↓

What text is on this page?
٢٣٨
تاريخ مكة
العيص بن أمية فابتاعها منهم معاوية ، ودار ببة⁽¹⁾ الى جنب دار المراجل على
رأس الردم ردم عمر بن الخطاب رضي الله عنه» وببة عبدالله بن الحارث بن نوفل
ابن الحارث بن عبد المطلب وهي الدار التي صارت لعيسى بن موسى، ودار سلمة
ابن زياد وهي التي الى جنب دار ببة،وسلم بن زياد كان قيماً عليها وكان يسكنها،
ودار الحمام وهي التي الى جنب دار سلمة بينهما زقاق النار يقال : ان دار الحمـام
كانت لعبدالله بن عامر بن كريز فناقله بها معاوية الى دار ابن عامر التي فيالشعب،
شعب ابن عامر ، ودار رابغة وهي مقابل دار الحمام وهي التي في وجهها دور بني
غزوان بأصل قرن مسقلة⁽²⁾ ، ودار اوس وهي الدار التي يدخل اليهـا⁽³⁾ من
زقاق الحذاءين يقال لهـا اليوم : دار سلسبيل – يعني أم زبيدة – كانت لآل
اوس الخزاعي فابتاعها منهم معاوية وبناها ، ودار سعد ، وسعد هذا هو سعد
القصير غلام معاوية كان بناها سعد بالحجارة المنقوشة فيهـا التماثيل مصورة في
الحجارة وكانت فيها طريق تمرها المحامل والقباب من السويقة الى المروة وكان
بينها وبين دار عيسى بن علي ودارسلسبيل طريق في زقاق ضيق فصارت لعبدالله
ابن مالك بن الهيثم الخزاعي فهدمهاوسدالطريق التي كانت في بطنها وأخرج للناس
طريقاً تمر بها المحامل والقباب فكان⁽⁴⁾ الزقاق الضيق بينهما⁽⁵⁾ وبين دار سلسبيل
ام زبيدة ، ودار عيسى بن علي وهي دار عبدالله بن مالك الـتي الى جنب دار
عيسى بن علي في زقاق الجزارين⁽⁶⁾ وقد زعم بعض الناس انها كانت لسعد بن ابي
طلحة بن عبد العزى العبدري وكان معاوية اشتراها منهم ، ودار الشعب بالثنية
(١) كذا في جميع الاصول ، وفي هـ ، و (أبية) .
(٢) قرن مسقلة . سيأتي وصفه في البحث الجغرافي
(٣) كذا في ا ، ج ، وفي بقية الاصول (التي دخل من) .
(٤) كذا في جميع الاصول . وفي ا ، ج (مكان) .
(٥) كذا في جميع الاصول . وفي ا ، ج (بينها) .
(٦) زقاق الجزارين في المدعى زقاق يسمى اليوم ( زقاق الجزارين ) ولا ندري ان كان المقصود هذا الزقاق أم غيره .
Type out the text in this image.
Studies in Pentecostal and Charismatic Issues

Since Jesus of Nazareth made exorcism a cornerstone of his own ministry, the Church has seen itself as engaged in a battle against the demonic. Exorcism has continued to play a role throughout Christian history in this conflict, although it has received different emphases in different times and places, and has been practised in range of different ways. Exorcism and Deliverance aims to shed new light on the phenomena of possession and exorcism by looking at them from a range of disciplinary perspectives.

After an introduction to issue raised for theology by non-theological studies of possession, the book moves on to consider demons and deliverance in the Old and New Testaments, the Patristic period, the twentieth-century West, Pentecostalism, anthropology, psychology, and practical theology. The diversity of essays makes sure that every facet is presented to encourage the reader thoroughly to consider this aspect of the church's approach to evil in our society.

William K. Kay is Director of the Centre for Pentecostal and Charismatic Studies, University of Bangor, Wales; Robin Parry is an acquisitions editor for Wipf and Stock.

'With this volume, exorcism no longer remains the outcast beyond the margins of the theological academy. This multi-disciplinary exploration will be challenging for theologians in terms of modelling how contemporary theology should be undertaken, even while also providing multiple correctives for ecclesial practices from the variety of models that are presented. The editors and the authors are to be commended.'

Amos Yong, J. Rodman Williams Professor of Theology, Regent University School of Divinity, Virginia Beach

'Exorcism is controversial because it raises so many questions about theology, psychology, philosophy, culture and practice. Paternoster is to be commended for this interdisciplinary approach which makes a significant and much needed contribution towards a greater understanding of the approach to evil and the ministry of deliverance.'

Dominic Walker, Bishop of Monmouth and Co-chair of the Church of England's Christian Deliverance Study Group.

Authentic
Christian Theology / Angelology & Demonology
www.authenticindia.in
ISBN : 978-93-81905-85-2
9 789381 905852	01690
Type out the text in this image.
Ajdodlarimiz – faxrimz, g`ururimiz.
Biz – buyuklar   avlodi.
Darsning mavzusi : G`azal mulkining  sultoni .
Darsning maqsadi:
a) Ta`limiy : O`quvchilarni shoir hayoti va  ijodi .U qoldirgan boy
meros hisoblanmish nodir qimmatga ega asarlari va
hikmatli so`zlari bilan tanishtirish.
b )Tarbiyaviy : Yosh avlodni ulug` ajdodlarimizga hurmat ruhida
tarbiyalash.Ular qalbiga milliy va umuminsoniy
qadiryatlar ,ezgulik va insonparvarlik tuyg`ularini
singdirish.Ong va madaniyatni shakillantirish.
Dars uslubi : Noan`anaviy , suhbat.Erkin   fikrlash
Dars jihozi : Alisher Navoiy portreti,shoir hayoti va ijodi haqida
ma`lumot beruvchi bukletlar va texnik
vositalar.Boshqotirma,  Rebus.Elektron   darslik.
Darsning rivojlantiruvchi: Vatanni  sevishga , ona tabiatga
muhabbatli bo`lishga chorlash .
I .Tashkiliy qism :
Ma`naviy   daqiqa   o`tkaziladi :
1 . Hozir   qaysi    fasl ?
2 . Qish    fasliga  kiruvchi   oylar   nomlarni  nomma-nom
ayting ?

↑

■ What to produce ■
All of the material above needs to be retyped word for word.

■ Exercise result ■
What text is on this page?
٢٣٨
تاريخ مكة
العيص بن أمية فابتاعها منهم معاوية ، ودار ببة⁽¹⁾ الى جنب دار المراجل على
رأس الردم ردم عمر بن الخطاب رضي الله عنه» وببة عبدالله بن الحارث بن نوفل
ابن الحارث بن عبد المطلب وهي الدار التي صارت لعيسى بن موسى، ودار سلمة
ابن زياد وهي التي الى جنب دار ببة،وسلم بن زياد كان قيماً عليها وكان يسكنها،
ودار الحمام وهي التي الى جنب دار سلمة بينهما زقاق النار يقال : ان دار الحمـام
كانت لعبدالله بن عامر بن كريز فناقله بها معاوية الى دار ابن عامر التي فيالشعب،
شعب ابن عامر ، ودار رابغة وهي مقابل دار الحمام وهي التي في وجهها دور بني
غزوان بأصل قرن مسقلة⁽²⁾ ، ودار اوس وهي الدار التي يدخل اليهـا⁽³⁾ من
زقاق الحذاءين يقال لهـا اليوم : دار سلسبيل – يعني أم زبيدة – كانت لآل
اوس الخزاعي فابتاعها منهم معاوية وبناها ، ودار سعد ، وسعد هذا هو سعد
القصير غلام معاوية كان بناها سعد بالحجارة المنقوشة فيهـا التماثيل مصورة في
الحجارة وكانت فيها طريق تمرها المحامل والقباب من السويقة الى المروة وكان
بينها وبين دار عيسى بن علي ودارسلسبيل طريق في زقاق ضيق فصارت لعبدالله
ابن مالك بن الهيثم الخزاعي فهدمهاوسدالطريق التي كانت في بطنها وأخرج للناس
طريقاً تمر بها المحامل والقباب فكان⁽⁴⁾ الزقاق الضيق بينهما⁽⁵⁾ وبين دار سلسبيل
ام زبيدة ، ودار عيسى بن علي وهي دار عبدالله بن مالك الـتي الى جنب دار
عيسى بن علي في زقاق الجزارين⁽⁶⁾ وقد زعم بعض الناس انها كانت لسعد بن ابي
طلحة بن عبد العزى العبدري وكان معاوية اشتراها منهم ، ودار الشعب بالثنية
(١) كذا في جميع الاصول ، وفي هـ ، و (أبية) .
(٢) قرن مسقلة . سيأتي وصفه في البحث الجغرافي
(٣) كذا في ا ، ج ، وفي بقية الاصول (التي دخل من) .
(٤) كذا في جميع الاصول . وفي ا ، ج (مكان) .
(٥) كذا في جميع الاصول . وفي ا ، ج (بينها) .
(٦) زقاق الجزارين في المدعى زقاق يسمى اليوم ( زقاق الجزارين ) ولا ندري ان كان المقصود هذا الزقاق أم غيره .
Type out the text in this image.
Studies in Pentecostal and Charismatic Issues

Since Jesus of Nazareth made exorcism a cornerstone of his own ministry, the Church has seen itself as engaged in a battle against the demonic. Exorcism has continued to play a role throughout Christian history in this conflict, although it has received different emphases in different times and places, and has been practised in range of different ways. Exorcism and Deliverance aims to shed new light on the phenomena of possession and exorcism by looking at them from a range of disciplinary perspectives.

After an introduction to issue raised for theology by non-theological studies of possession, the book moves on to consider demons and deliverance in the Old and New Testaments, the Patristic period, the twentieth-century West, Pentecostalism, anthropology, psychology, and practical theology. The diversity of essays makes sure that every facet is presented to encourage the reader thoroughly to consider this aspect of the church's approach to evil in our society.

William K. Kay is Director of the Centre for Pentecostal and Charismatic Studies, University of Bangor, Wales; Robin Parry is an acquisitions editor for Wipf and Stock.

'With this volume, exorcism no longer remains the outcast beyond the margins of the theological academy. This multi-disciplinary exploration will be challenging for theologians in terms of modelling how contemporary theology should be undertaken, even while also providing multiple correctives for ecclesial practices from the variety of models that are presented. The editors and the authors are to be commended.'

Amos Yong, J. Rodman Williams Professor of Theology, Regent University School of Divinity, Virginia Beach

'Exorcism is controversial because it raises so many questions about theology, psychology, philosophy, culture and practice. Paternoster is to be commended for this interdisciplinary approach which makes a significant and much needed contribution towards a greater understanding of the approach to evil and the ministry of deliverance.'

Dominic Walker, Bishop of Monmouth and Co-chair of the Church of England's Christian Deliverance Study Group.

Authentic
Christian Theology / Angelology & Demonology
www.authenticindia.in
ISBN : 978-93-81905-85-2
9 789381 905852	01690
Type out the text in this image.
Ajdodlarimiz – faxrimz, g`ururimiz.
Biz – buyuklar   avlodi.
Darsning mavzusi : G`azal mulkining  sultoni .
Darsning maqsadi:
a) Ta`limiy : O`quvchilarni shoir hayoti va  ijodi .U qoldirgan boy
meros hisoblanmish nodir qimmatga ega asarlari va
hikmatli so`zlari bilan tanishtirish.
b )Tarbiyaviy : Yosh avlodni ulug` ajdodlarimizga hurmat ruhida
tarbiyalash.Ular qalbiga milliy va umuminsoniy
qadiryatlar ,ezgulik va insonparvarlik tuyg`ularini
singdirish.Ong va madaniyatni shakillantirish.
Dars uslubi : Noan`anaviy , suhbat.Erkin   fikrlash
Dars jihozi : Alisher Navoiy portreti,shoir hayoti va ijodi haqida
ma`lumot beruvchi bukletlar va texnik
vositalar.Boshqotirma,  Rebus.Elektron   darslik.
Darsning rivojlantiruvchi: Vatanni  sevishga , ona tabiatga
muhabbatli bo`lishga chorlash .
I .Tashkiliy qism :
Ma`naviy   daqiqa   o`tkaziladi :
1 . Hozir   qaysi    fasl ?
2 . Qish    fasliga  kiruvchi   oylar   nomlarni  nomma-nom
ayting ?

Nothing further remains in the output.